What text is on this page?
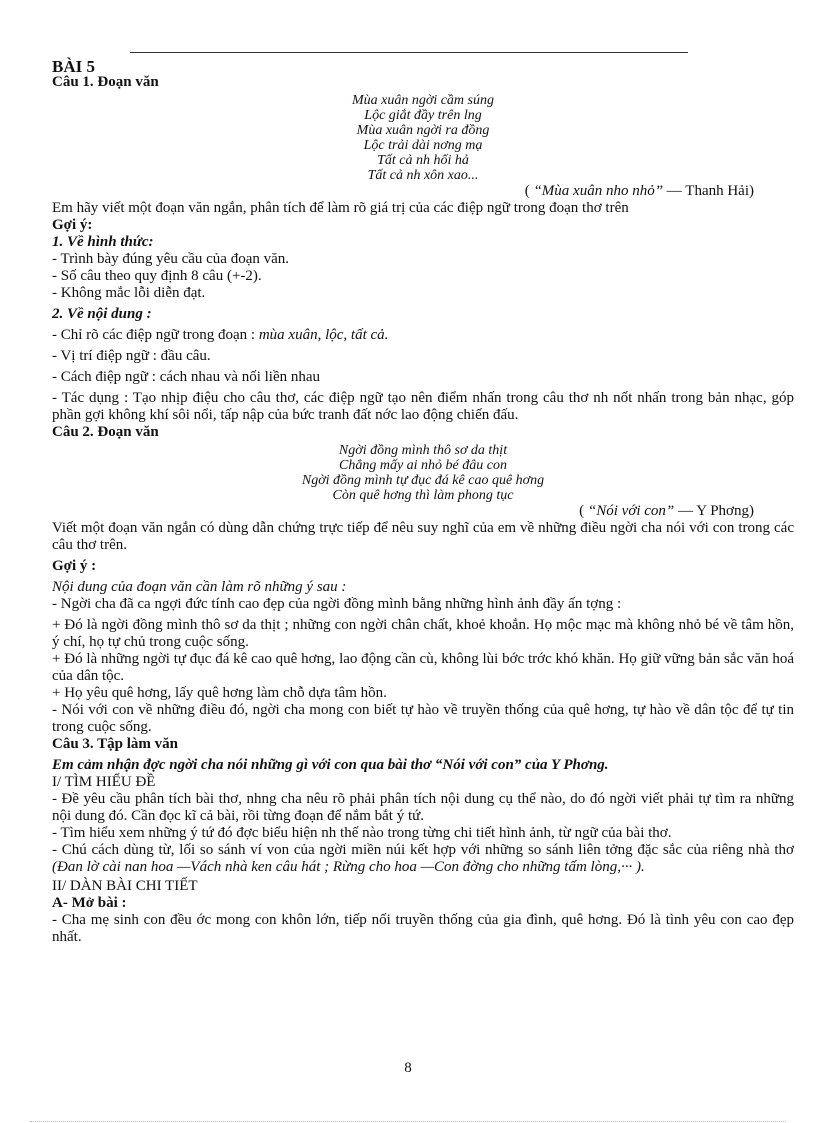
BÀI 5

Câu 1. Đoạn văn

Mùa xuân ngời cầm súng
Lộc giắt đầy trên lng
Mùa xuân ngời ra đồng
Lộc trải dài nơng mạ
Tất cả nh hối hả
Tất cả nh xôn xao...

( “Mùa xuân nho nhỏ” — Thanh Hải)

Em hãy viết một đoạn văn ngắn, phân tích để làm rõ giá trị của các điệp ngữ trong đoạn thơ trên

Gợi ý:

1. Về hình thức:

- Trình bày đúng yêu cầu của đoạn văn.

- Số câu theo quy định 8 câu (+-2).

- Không mắc lỗi diễn đạt.

2. Về nội dung :

- Chỉ rõ các điệp ngữ trong đoạn : mùa xuân, lộc, tất cả.

- Vị trí điệp ngữ : đầu câu.

- Cách điệp ngữ : cách nhau và nối liền nhau

- Tác dụng : Tạo nhịp điệu cho câu thơ, các điệp ngữ tạo nên điểm nhấn trong câu thơ nh nốt nhấn trong bản nhạc, góp phần gợi không khí sôi nổi, tấp nập của bức tranh đất nớc lao động chiến đấu.

Câu 2. Đoạn văn

Ngời đồng mình thô sơ da thịt
Chẳng mấy ai nhỏ bé đâu con
Ngời đồng mình tự đục đá kê cao quê hơng
Còn quê hơng thì làm phong tục

( “Nói với con” — Y Phơng)

Viết một đoạn văn ngắn có dùng dẫn chứng trực tiếp để nêu suy nghĩ của em về những điều ngời cha nói với con trong các câu thơ trên.

Gợi ý :

Nội dung của đoạn văn cần làm rõ những ý sau :

- Ngời cha đã ca ngợi đức tính cao đẹp của ngời đồng mình bằng những hình ảnh đầy ấn tợng :

+ Đó là ngời đồng mình thô sơ da thịt ; những con ngời chân chất, khoẻ khoắn. Họ mộc mạc mà không nhỏ bé về tâm hồn, ý chí, họ tự chủ trong cuộc sống.

+ Đó là những ngời tự đục đá kê cao quê hơng, lao động cần cù, không lùi bớc trớc khó khăn. Họ giữ vững bản sắc văn hoá của dân tộc.

+ Họ yêu quê hơng, lấy quê hơng làm chỗ dựa tâm hồn.

- Nói với con về những điều đó, ngời cha mong con biết tự hào về truyền thống của quê hơng, tự hào về dân tộc để tự tin trong cuộc sống.

Câu 3. Tập làm văn

Em cảm nhận đợc ngời cha nói những gì với con qua bài thơ “Nói với con” của Y Phơng.

I/ TÌM HIỂU ĐỀ

- Đề yêu cầu phân tích bài thơ, nhng cha nêu rõ phải phân tích nội dung cụ thể nào, do đó ngời viết phải tự tìm ra những nội dung đó. Cần đọc kĩ cả bài, rồi từng đoạn để nắm bắt ý tứ.

- Tìm hiểu xem những ý tứ đó đợc biểu hiện nh thế nào trong từng chi tiết hình ảnh, từ ngữ của bài thơ.

- Chú cách dùng từ, lối so sánh ví von của ngời miền núi kết hợp với những so sánh liên tởng đặc sắc của riêng nhà thơ (Đan lờ cài nan hoa —Vách nhà ken câu hát ; Rừng cho hoa —Con đờng cho những tấm lòng,··· ).

II/ DÀN BÀI CHI TIẾT

A- Mở bài :

- Cha mẹ sinh con đều ớc mong con khôn lớn, tiếp nối truyền thống của gia đình, quê hơng. Đó là tình yêu con cao đẹp nhất.

8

.....

● **Short exercise**:
Go through the entries above and copy every line containing "hình".

● **Task output**:
1. Về hình thức:
- Ngời cha đã ca ngợi đức tính cao đẹp của ngời đồng mình bằng những hình ảnh đầy ấn tợng :
- Tìm hiểu xem những ý tứ đó đợc biểu hiện nh thế nào trong từng chi tiết hình ảnh, từ ngữ của bài thơ.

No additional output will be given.